[Saved data entries]
####################

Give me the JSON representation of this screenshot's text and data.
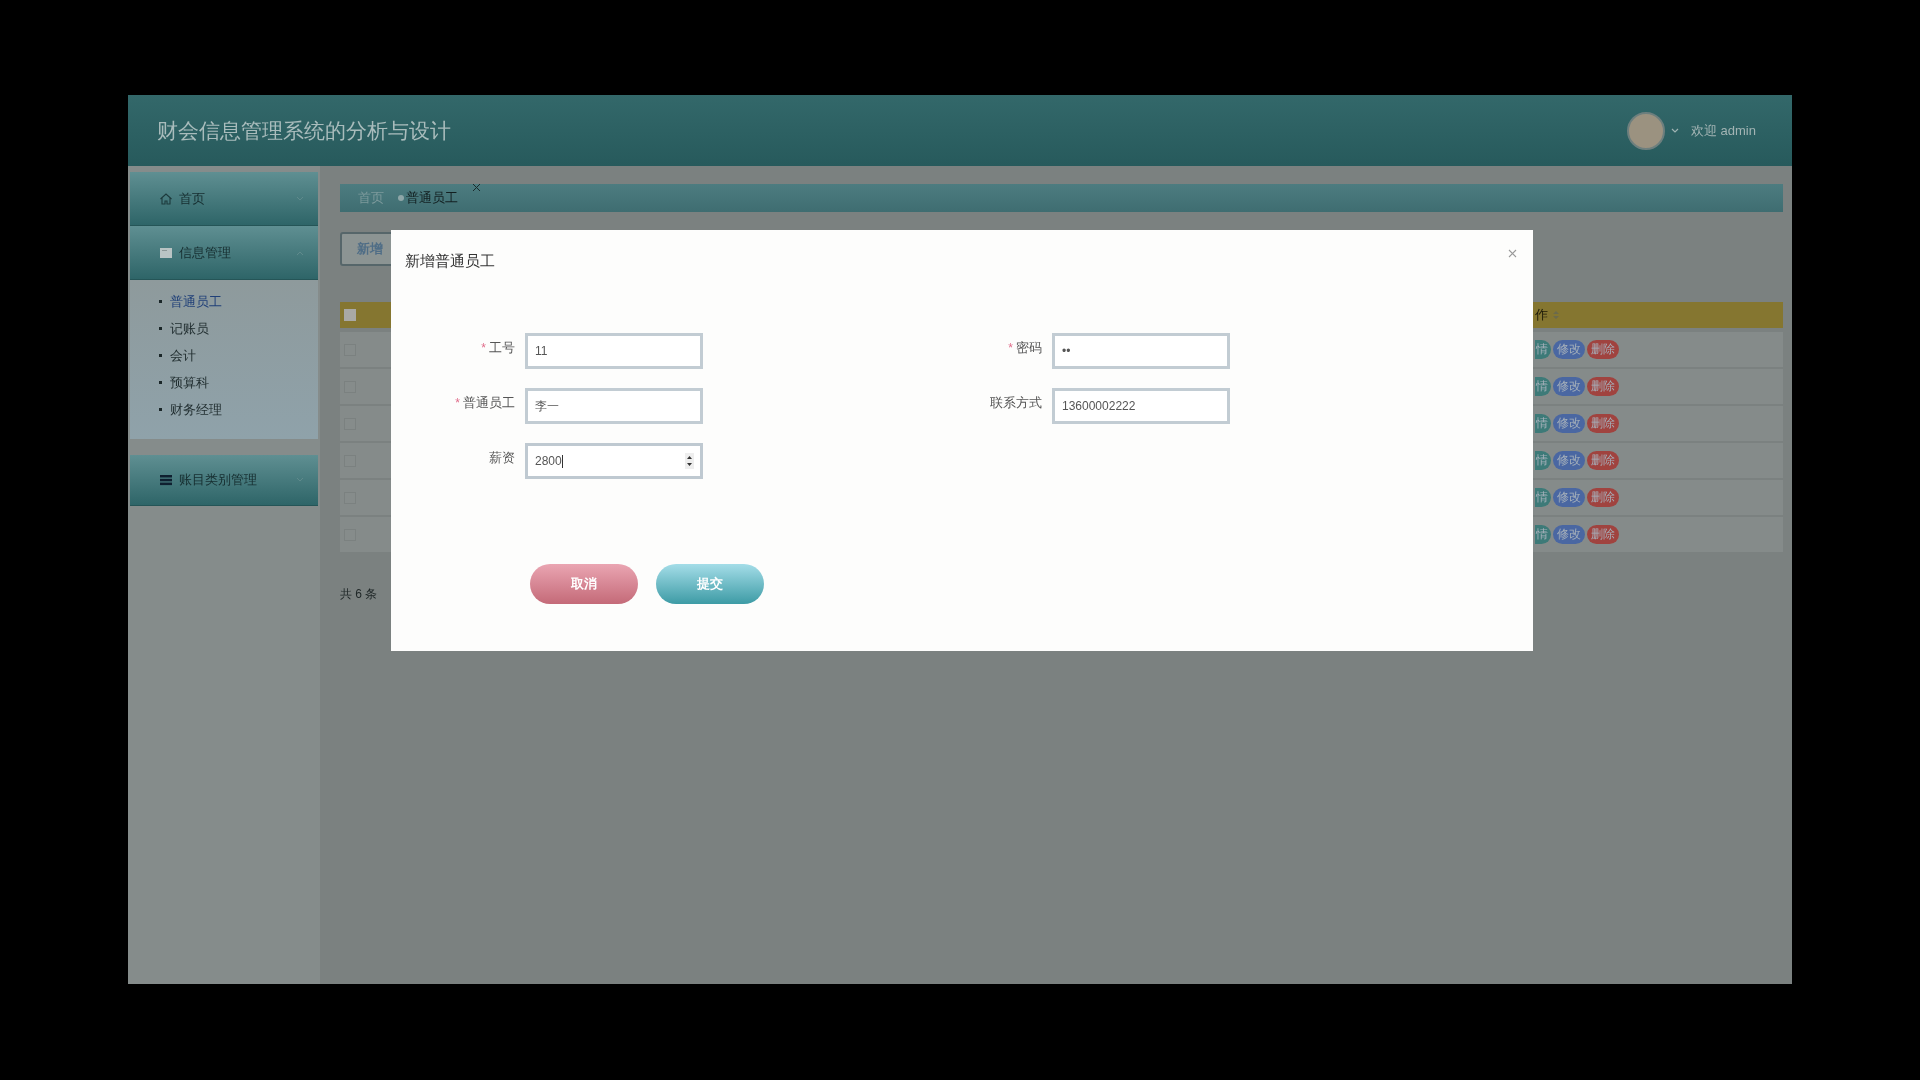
{
  "header": {
    "title": "财会信息管理系统的分析与设计",
    "greeting": "欢迎 admin"
  },
  "sidebar": {
    "items": [
      {
        "label": "首页",
        "expanded": false
      },
      {
        "label": "信息管理",
        "expanded": true,
        "children": [
          {
            "label": "普通员工",
            "selected": true
          },
          {
            "label": "记账员",
            "selected": false
          },
          {
            "label": "会计",
            "selected": false
          },
          {
            "label": "预算科",
            "selected": false
          },
          {
            "label": "财务经理",
            "selected": false
          }
        ]
      },
      {
        "label": "账目类别管理",
        "expanded": false
      }
    ]
  },
  "tabs": [
    {
      "label": "首页",
      "selected": false,
      "closable": false
    },
    {
      "label": "普通员工",
      "selected": true,
      "closable": true
    }
  ],
  "toolbar": {
    "buttons": [
      "新增"
    ]
  },
  "table": {
    "header": {
      "checked": false,
      "column_label": "作"
    },
    "rows": [
      {
        "checked": false,
        "actions": [
          {
            "label": "情",
            "kind": "detail"
          },
          {
            "label": "修改",
            "kind": "edit"
          },
          {
            "label": "删除",
            "kind": "delete"
          }
        ]
      },
      {
        "checked": false,
        "actions": [
          {
            "label": "情",
            "kind": "detail"
          },
          {
            "label": "修改",
            "kind": "edit"
          },
          {
            "label": "删除",
            "kind": "delete"
          }
        ]
      },
      {
        "checked": false,
        "actions": [
          {
            "label": "情",
            "kind": "detail"
          },
          {
            "label": "修改",
            "kind": "edit"
          },
          {
            "label": "删除",
            "kind": "delete"
          }
        ]
      },
      {
        "checked": false,
        "actions": [
          {
            "label": "情",
            "kind": "detail"
          },
          {
            "label": "修改",
            "kind": "edit"
          },
          {
            "label": "删除",
            "kind": "delete"
          }
        ]
      },
      {
        "checked": false,
        "actions": [
          {
            "label": "情",
            "kind": "detail"
          },
          {
            "label": "修改",
            "kind": "edit"
          },
          {
            "label": "删除",
            "kind": "delete"
          }
        ]
      },
      {
        "checked": false,
        "actions": [
          {
            "label": "情",
            "kind": "detail"
          },
          {
            "label": "修改",
            "kind": "edit"
          },
          {
            "label": "删除",
            "kind": "delete"
          }
        ]
      }
    ],
    "footer": "共 6 条"
  },
  "dialog": {
    "title": "新增普通员工",
    "fields": [
      {
        "label": "工号",
        "required_mark": "*",
        "kind": "text",
        "value": "11",
        "focused": false
      },
      {
        "label": "密码",
        "required_mark": "*",
        "kind": "password",
        "value": "••",
        "focused": false
      },
      {
        "label": "普通员工",
        "required_mark": "*",
        "kind": "text",
        "value": "李一",
        "focused": false
      },
      {
        "label": "联系方式",
        "kind": "text",
        "value": "13600002222",
        "focused": false
      },
      {
        "label": "薪资",
        "kind": "number",
        "value": "2800",
        "focused": true
      }
    ],
    "buttons": [
      {
        "label": "取消",
        "kind": "cancel"
      },
      {
        "label": "提交",
        "kind": "submit"
      }
    ]
  }
}
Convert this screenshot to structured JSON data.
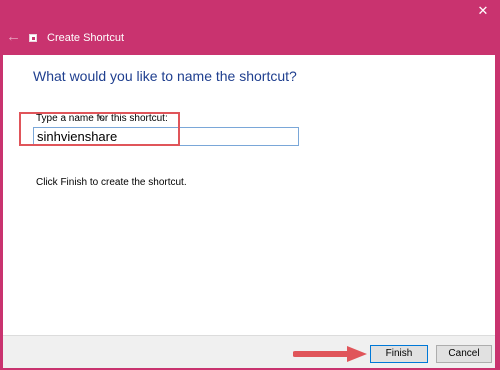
{
  "window": {
    "title": "Create Shortcut",
    "close_glyph": "✕",
    "back_glyph": "←",
    "accent_color": "#c9336f"
  },
  "page": {
    "heading": "What would you like to name the shortcut?",
    "name_label": "Type a name for this shortcut:",
    "name_value": "sinhvienshare",
    "instruction": "Click Finish to create the shortcut."
  },
  "footer": {
    "finish_label": "Finish",
    "cancel_label": "Cancel"
  },
  "annotation": {
    "highlight_color": "#e0555a",
    "arrow_color": "#e0555a"
  }
}
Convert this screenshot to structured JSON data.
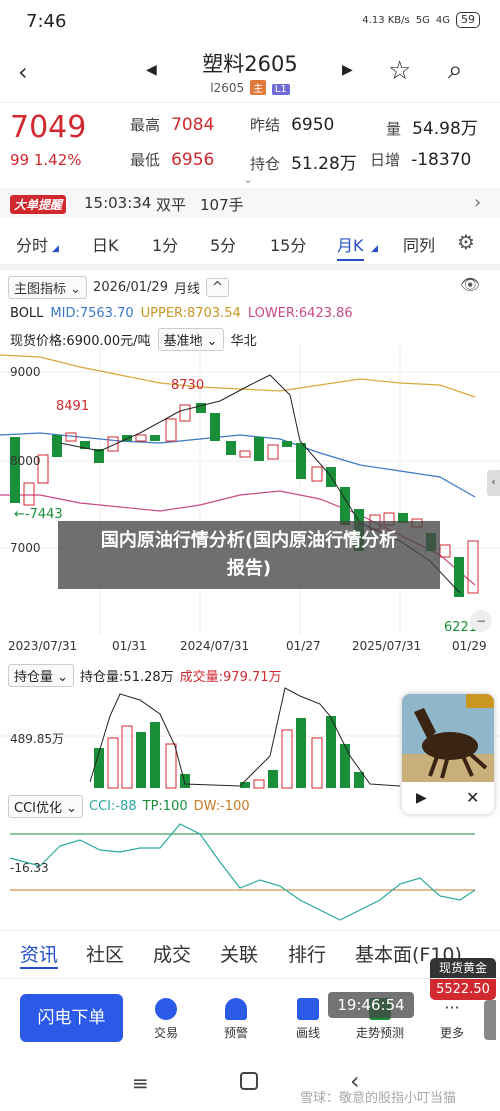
{
  "status": {
    "time": "7:46",
    "speed": "4.13 KB/s",
    "network": "5G",
    "network2": "4G",
    "battery": "59"
  },
  "header": {
    "title": "塑料2605",
    "code": "l2605",
    "tag_main": "主",
    "tag_l1": "L1"
  },
  "quote": {
    "price": "7049",
    "change": "99",
    "change_pct": "1.42%",
    "high_label": "最高",
    "high": "7084",
    "low_label": "最低",
    "low": "6956",
    "prev_label": "昨结",
    "prev": "6950",
    "oi_label": "持仓",
    "oi": "51.28万",
    "vol_label": "量",
    "vol": "54.98万",
    "daily_label": "日增",
    "daily": "-18370"
  },
  "ticker": {
    "badge": "大单提醒",
    "time": "15:03:34",
    "type": "双平",
    "qty": "107手"
  },
  "tabs": [
    "分时",
    "日K",
    "1分",
    "5分",
    "15分",
    "月K",
    "同列"
  ],
  "indicator": {
    "main_label": "主图指标",
    "date": "2026/01/29",
    "period": "月线"
  },
  "boll": {
    "name": "BOLL",
    "mid": "MID:7563.70",
    "upper": "UPPER:8703.54",
    "lower": "LOWER:6423.86"
  },
  "spot": {
    "label": "现货价格:6900.00元/吨",
    "basis": "基准地",
    "region": "华北"
  },
  "axis": {
    "y1": "9000",
    "y2": "8000",
    "y3": "7000",
    "mark_high": "8730",
    "mark_8491": "8491",
    "mark_7443": "7443",
    "mark_low": "6221"
  },
  "dates": [
    "2023/07/31",
    "01/31",
    "2024/07/31",
    "01/27",
    "2025/07/31",
    "01/29"
  ],
  "oi_panel": {
    "label": "持仓量",
    "oi": "持仓量:51.28万",
    "vol": "成交量:979.71万",
    "axis": "489.85万"
  },
  "cci_panel": {
    "label": "CCI优化",
    "cci": "CCI:-88",
    "tp": "TP:100",
    "dw": "DW:-100",
    "axis": "-16.33"
  },
  "banner": {
    "line1": "国内原油行情分析(国内原油行情分析",
    "line2": "报告)"
  },
  "bottom_tabs": [
    "资讯",
    "社区",
    "成交",
    "关联",
    "排行",
    "基本面(F10)"
  ],
  "actions": {
    "flash": "闪电下单",
    "trade": "交易",
    "alert": "预警",
    "draw": "画线",
    "trend": "走势预测",
    "more": "更多"
  },
  "gold": {
    "label": "现货黄金",
    "price": "5522.50"
  },
  "toast": "19:46:54",
  "watermark": "雪球：敬意的股指小叮当猫",
  "colors": {
    "red": "#d0292f",
    "green": "#1a8f3a",
    "blue": "#2750c8",
    "mid": "#3a78c9",
    "upper": "#d8a83a",
    "lower": "#c94b86"
  }
}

####################

What the task requires: Output all of the entries verbatim, leaving out any images.

Finished exercise:
Give me the JSON representation of this screenshot's text and data.
{
  "header": {
    "title": "财会信息管理系统的分析与设计",
    "greeting": "欢迎 admin"
  },
  "sidebar": {
    "items": [
      {
        "label": "首页",
        "expanded": false
      },
      {
        "label": "信息管理",
        "expanded": true,
        "children": [
          {
            "label": "普通员工",
            "selected": true
          },
          {
            "label": "记账员",
            "selected": false
          },
          {
            "label": "会计",
            "selected": false
          },
          {
            "label": "预算科",
            "selected": false
          },
          {
            "label": "财务经理",
            "selected": false
          }
        ]
      },
      {
        "label": "账目类别管理",
        "expanded": false
      }
    ]
  },
  "tabs": [
    {
      "label": "首页",
      "selected": false,
      "closable": false
    },
    {
      "label": "普通员工",
      "selected": true,
      "closable": true
    }
  ],
  "toolbar": {
    "buttons": [
      "新增"
    ]
  },
  "table": {
    "header": {
      "checked": false,
      "column_label": "作"
    },
    "rows": [
      {
        "checked": false,
        "actions": [
          {
            "label": "情",
            "kind": "detail"
          },
          {
            "label": "修改",
            "kind": "edit"
          },
          {
            "label": "删除",
            "kind": "delete"
          }
        ]
      },
      {
        "checked": false,
        "actions": [
          {
            "label": "情",
            "kind": "detail"
          },
          {
            "label": "修改",
            "kind": "edit"
          },
          {
            "label": "删除",
            "kind": "delete"
          }
        ]
      },
      {
        "checked": false,
        "actions": [
          {
            "label": "情",
            "kind": "detail"
          },
          {
            "label": "修改",
            "kind": "edit"
          },
          {
            "label": "删除",
            "kind": "delete"
          }
        ]
      },
      {
        "checked": false,
        "actions": [
          {
            "label": "情",
            "kind": "detail"
          },
          {
            "label": "修改",
            "kind": "edit"
          },
          {
            "label": "删除",
            "kind": "delete"
          }
        ]
      },
      {
        "checked": false,
        "actions": [
          {
            "label": "情",
            "kind": "detail"
          },
          {
            "label": "修改",
            "kind": "edit"
          },
          {
            "label": "删除",
            "kind": "delete"
          }
        ]
      },
      {
        "checked": false,
        "actions": [
          {
            "label": "情",
            "kind": "detail"
          },
          {
            "label": "修改",
            "kind": "edit"
          },
          {
            "label": "删除",
            "kind": "delete"
          }
        ]
      }
    ],
    "footer": "共 6 条"
  },
  "dialog": {
    "title": "新增普通员工",
    "fields": [
      {
        "label": "工号",
        "required_mark": "*",
        "kind": "text",
        "value": "11",
        "focused": false
      },
      {
        "label": "密码",
        "required_mark": "*",
        "kind": "password",
        "value": "••",
        "focused": false
      },
      {
        "label": "普通员工",
        "required_mark": "*",
        "kind": "text",
        "value": "李一",
        "focused": false
      },
      {
        "label": "联系方式",
        "kind": "text",
        "value": "13600002222",
        "focused": false
      },
      {
        "label": "薪资",
        "kind": "number",
        "value": "2800",
        "focused": true
      }
    ],
    "buttons": [
      {
        "label": "取消",
        "kind": "cancel"
      },
      {
        "label": "提交",
        "kind": "submit"
      }
    ]
  }
}
Convert this screenshot to structured JSON data.
{
  "window": {
    "title": "Create Shortcut",
    "close_glyph": "✕",
    "back_glyph": "←",
    "accent_color": "#c9336f"
  },
  "page": {
    "heading": "What would you like to name the shortcut?",
    "name_label": "Type a name for this shortcut:",
    "name_value": "sinhvienshare",
    "instruction": "Click Finish to create the shortcut."
  },
  "footer": {
    "finish_label": "Finish",
    "cancel_label": "Cancel"
  },
  "annotation": {
    "highlight_color": "#e0555a",
    "arrow_color": "#e0555a"
  }
}
Convert this screenshot to structured JSON data.
{
  "status": {
    "time": "7:46",
    "speed": "4.13 KB/s",
    "network": "5G",
    "network2": "4G",
    "battery": "59"
  },
  "header": {
    "title": "塑料2605",
    "code": "l2605",
    "tag_main": "主",
    "tag_l1": "L1"
  },
  "quote": {
    "price": "7049",
    "change": "99",
    "change_pct": "1.42%",
    "high_label": "最高",
    "high": "7084",
    "low_label": "最低",
    "low": "6956",
    "prev_label": "昨结",
    "prev": "6950",
    "oi_label": "持仓",
    "oi": "51.28万",
    "vol_label": "量",
    "vol": "54.98万",
    "daily_label": "日增",
    "daily": "-18370"
  },
  "ticker": {
    "badge": "大单提醒",
    "time": "15:03:34",
    "type": "双平",
    "qty": "107手"
  },
  "tabs": [
    "分时",
    "日K",
    "1分",
    "5分",
    "15分",
    "月K",
    "同列"
  ],
  "indicator": {
    "main_label": "主图指标",
    "date": "2026/01/29",
    "period": "月线"
  },
  "boll": {
    "name": "BOLL",
    "mid": "MID:7563.70",
    "upper": "UPPER:8703.54",
    "lower": "LOWER:6423.86"
  },
  "spot": {
    "label": "现货价格:6900.00元/吨",
    "basis": "基准地",
    "region": "华北"
  },
  "axis": {
    "y1": "9000",
    "y2": "8000",
    "y3": "7000",
    "mark_high": "8730",
    "mark_8491": "8491",
    "mark_7443": "7443",
    "mark_low": "6221"
  },
  "dates": [
    "2023/07/31",
    "01/31",
    "2024/07/31",
    "01/27",
    "2025/07/31",
    "01/29"
  ],
  "oi_panel": {
    "label": "持仓量",
    "oi": "持仓量:51.28万",
    "vol": "成交量:979.71万",
    "axis": "489.85万"
  },
  "cci_panel": {
    "label": "CCI优化",
    "cci": "CCI:-88",
    "tp": "TP:100",
    "dw": "DW:-100",
    "axis": "-16.33"
  },
  "banner": {
    "line1": "国内原油行情分析(国内原油行情分析",
    "line2": "报告)"
  },
  "bottom_tabs": [
    "资讯",
    "社区",
    "成交",
    "关联",
    "排行",
    "基本面(F10)"
  ],
  "actions": {
    "flash": "闪电下单",
    "trade": "交易",
    "alert": "预警",
    "draw": "画线",
    "trend": "走势预测",
    "more": "更多"
  },
  "gold": {
    "label": "现货黄金",
    "price": "5522.50"
  },
  "toast": "19:46:54",
  "watermark": "雪球：敬意的股指小叮当猫",
  "colors": {
    "red": "#d0292f",
    "green": "#1a8f3a",
    "blue": "#2750c8",
    "mid": "#3a78c9",
    "upper": "#d8a83a",
    "lower": "#c94b86"
  }
}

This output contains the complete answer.